*Required work:* Transcribe the listing word for word.
"""
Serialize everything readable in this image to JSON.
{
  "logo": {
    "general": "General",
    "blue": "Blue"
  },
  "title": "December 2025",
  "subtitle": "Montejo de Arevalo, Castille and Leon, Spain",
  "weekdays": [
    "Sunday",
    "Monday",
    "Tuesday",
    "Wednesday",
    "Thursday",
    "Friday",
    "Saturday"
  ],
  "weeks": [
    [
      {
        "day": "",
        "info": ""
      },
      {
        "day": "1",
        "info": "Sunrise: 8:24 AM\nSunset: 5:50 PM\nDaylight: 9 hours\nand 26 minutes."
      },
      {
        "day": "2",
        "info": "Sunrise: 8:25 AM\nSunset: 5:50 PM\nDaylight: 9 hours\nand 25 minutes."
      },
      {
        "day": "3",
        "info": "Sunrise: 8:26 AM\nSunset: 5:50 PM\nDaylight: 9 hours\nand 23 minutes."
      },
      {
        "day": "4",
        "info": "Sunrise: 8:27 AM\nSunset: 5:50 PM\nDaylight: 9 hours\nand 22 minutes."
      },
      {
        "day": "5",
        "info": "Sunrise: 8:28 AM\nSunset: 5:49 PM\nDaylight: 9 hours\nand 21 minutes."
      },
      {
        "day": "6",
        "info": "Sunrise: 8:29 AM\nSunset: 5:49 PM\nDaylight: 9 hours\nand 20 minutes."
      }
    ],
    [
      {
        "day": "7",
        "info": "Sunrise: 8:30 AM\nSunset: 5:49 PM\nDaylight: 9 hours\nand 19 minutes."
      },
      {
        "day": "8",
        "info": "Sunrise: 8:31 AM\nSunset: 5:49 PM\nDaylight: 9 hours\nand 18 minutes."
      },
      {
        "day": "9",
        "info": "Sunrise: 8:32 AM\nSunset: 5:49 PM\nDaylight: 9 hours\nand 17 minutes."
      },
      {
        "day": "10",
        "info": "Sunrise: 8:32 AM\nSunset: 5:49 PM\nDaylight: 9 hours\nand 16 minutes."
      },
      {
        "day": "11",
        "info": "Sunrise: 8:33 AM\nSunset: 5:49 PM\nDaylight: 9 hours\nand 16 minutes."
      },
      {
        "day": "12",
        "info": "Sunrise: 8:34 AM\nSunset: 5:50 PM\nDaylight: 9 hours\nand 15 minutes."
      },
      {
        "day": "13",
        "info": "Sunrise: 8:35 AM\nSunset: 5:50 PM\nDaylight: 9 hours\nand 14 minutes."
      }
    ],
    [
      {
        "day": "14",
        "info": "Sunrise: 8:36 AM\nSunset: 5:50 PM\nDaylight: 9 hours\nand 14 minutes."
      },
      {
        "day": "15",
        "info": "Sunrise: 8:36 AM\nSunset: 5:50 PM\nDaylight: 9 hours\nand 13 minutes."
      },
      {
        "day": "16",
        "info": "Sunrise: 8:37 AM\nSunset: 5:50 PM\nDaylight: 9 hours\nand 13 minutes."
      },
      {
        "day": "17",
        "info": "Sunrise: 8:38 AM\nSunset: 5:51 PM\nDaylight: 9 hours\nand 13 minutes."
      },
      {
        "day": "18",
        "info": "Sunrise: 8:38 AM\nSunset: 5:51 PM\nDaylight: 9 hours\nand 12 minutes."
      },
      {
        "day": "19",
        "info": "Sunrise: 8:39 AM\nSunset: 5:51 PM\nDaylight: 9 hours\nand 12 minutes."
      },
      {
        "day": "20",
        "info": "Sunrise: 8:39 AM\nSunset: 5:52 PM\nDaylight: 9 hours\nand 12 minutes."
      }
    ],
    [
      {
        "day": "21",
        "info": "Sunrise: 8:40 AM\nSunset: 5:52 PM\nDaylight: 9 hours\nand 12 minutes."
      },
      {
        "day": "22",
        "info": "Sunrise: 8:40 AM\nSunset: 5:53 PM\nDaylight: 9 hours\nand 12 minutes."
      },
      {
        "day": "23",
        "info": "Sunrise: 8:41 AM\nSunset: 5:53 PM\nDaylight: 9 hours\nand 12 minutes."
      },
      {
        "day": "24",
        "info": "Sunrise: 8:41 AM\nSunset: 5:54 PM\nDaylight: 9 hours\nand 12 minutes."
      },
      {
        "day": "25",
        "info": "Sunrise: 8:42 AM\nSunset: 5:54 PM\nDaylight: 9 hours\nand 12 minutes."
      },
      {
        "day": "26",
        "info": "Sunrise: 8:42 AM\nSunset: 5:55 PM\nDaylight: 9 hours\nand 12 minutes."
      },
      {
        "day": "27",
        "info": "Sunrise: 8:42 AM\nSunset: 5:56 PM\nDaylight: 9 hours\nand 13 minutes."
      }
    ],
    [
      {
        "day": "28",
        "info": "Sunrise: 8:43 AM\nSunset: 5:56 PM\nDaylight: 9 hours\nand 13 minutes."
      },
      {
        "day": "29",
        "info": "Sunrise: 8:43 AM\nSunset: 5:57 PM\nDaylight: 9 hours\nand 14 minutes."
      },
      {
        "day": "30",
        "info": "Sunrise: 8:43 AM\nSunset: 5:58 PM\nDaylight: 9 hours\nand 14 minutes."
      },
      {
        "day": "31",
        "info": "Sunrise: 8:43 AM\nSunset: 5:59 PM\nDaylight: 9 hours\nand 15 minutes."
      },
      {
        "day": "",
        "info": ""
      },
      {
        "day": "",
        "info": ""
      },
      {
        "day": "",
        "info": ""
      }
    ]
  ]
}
"""
*Correct answer:*
Serialize everything readable in this image to JSON.
{
  "logo": {
    "general": "General",
    "blue": "Blue"
  },
  "title": "December 2025",
  "subtitle": "Montejo de Arevalo, Castille and Leon, Spain",
  "weekdays": [
    "Sunday",
    "Monday",
    "Tuesday",
    "Wednesday",
    "Thursday",
    "Friday",
    "Saturday"
  ],
  "weeks": [
    [
      {
        "day": "",
        "info": ""
      },
      {
        "day": "1",
        "info": "Sunrise: 8:24 AM\nSunset: 5:50 PM\nDaylight: 9 hours\nand 26 minutes."
      },
      {
        "day": "2",
        "info": "Sunrise: 8:25 AM\nSunset: 5:50 PM\nDaylight: 9 hours\nand 25 minutes."
      },
      {
        "day": "3",
        "info": "Sunrise: 8:26 AM\nSunset: 5:50 PM\nDaylight: 9 hours\nand 23 minutes."
      },
      {
        "day": "4",
        "info": "Sunrise: 8:27 AM\nSunset: 5:50 PM\nDaylight: 9 hours\nand 22 minutes."
      },
      {
        "day": "5",
        "info": "Sunrise: 8:28 AM\nSunset: 5:49 PM\nDaylight: 9 hours\nand 21 minutes."
      },
      {
        "day": "6",
        "info": "Sunrise: 8:29 AM\nSunset: 5:49 PM\nDaylight: 9 hours\nand 20 minutes."
      }
    ],
    [
      {
        "day": "7",
        "info": "Sunrise: 8:30 AM\nSunset: 5:49 PM\nDaylight: 9 hours\nand 19 minutes."
      },
      {
        "day": "8",
        "info": "Sunrise: 8:31 AM\nSunset: 5:49 PM\nDaylight: 9 hours\nand 18 minutes."
      },
      {
        "day": "9",
        "info": "Sunrise: 8:32 AM\nSunset: 5:49 PM\nDaylight: 9 hours\nand 17 minutes."
      },
      {
        "day": "10",
        "info": "Sunrise: 8:32 AM\nSunset: 5:49 PM\nDaylight: 9 hours\nand 16 minutes."
      },
      {
        "day": "11",
        "info": "Sunrise: 8:33 AM\nSunset: 5:49 PM\nDaylight: 9 hours\nand 16 minutes."
      },
      {
        "day": "12",
        "info": "Sunrise: 8:34 AM\nSunset: 5:50 PM\nDaylight: 9 hours\nand 15 minutes."
      },
      {
        "day": "13",
        "info": "Sunrise: 8:35 AM\nSunset: 5:50 PM\nDaylight: 9 hours\nand 14 minutes."
      }
    ],
    [
      {
        "day": "14",
        "info": "Sunrise: 8:36 AM\nSunset: 5:50 PM\nDaylight: 9 hours\nand 14 minutes."
      },
      {
        "day": "15",
        "info": "Sunrise: 8:36 AM\nSunset: 5:50 PM\nDaylight: 9 hours\nand 13 minutes."
      },
      {
        "day": "16",
        "info": "Sunrise: 8:37 AM\nSunset: 5:50 PM\nDaylight: 9 hours\nand 13 minutes."
      },
      {
        "day": "17",
        "info": "Sunrise: 8:38 AM\nSunset: 5:51 PM\nDaylight: 9 hours\nand 13 minutes."
      },
      {
        "day": "18",
        "info": "Sunrise: 8:38 AM\nSunset: 5:51 PM\nDaylight: 9 hours\nand 12 minutes."
      },
      {
        "day": "19",
        "info": "Sunrise: 8:39 AM\nSunset: 5:51 PM\nDaylight: 9 hours\nand 12 minutes."
      },
      {
        "day": "20",
        "info": "Sunrise: 8:39 AM\nSunset: 5:52 PM\nDaylight: 9 hours\nand 12 minutes."
      }
    ],
    [
      {
        "day": "21",
        "info": "Sunrise: 8:40 AM\nSunset: 5:52 PM\nDaylight: 9 hours\nand 12 minutes."
      },
      {
        "day": "22",
        "info": "Sunrise: 8:40 AM\nSunset: 5:53 PM\nDaylight: 9 hours\nand 12 minutes."
      },
      {
        "day": "23",
        "info": "Sunrise: 8:41 AM\nSunset: 5:53 PM\nDaylight: 9 hours\nand 12 minutes."
      },
      {
        "day": "24",
        "info": "Sunrise: 8:41 AM\nSunset: 5:54 PM\nDaylight: 9 hours\nand 12 minutes."
      },
      {
        "day": "25",
        "info": "Sunrise: 8:42 AM\nSunset: 5:54 PM\nDaylight: 9 hours\nand 12 minutes."
      },
      {
        "day": "26",
        "info": "Sunrise: 8:42 AM\nSunset: 5:55 PM\nDaylight: 9 hours\nand 12 minutes."
      },
      {
        "day": "27",
        "info": "Sunrise: 8:42 AM\nSunset: 5:56 PM\nDaylight: 9 hours\nand 13 minutes."
      }
    ],
    [
      {
        "day": "28",
        "info": "Sunrise: 8:43 AM\nSunset: 5:56 PM\nDaylight: 9 hours\nand 13 minutes."
      },
      {
        "day": "29",
        "info": "Sunrise: 8:43 AM\nSunset: 5:57 PM\nDaylight: 9 hours\nand 14 minutes."
      },
      {
        "day": "30",
        "info": "Sunrise: 8:43 AM\nSunset: 5:58 PM\nDaylight: 9 hours\nand 14 minutes."
      },
      {
        "day": "31",
        "info": "Sunrise: 8:43 AM\nSunset: 5:59 PM\nDaylight: 9 hours\nand 15 minutes."
      },
      {
        "day": "",
        "info": ""
      },
      {
        "day": "",
        "info": ""
      },
      {
        "day": "",
        "info": ""
      }
    ]
  ]
}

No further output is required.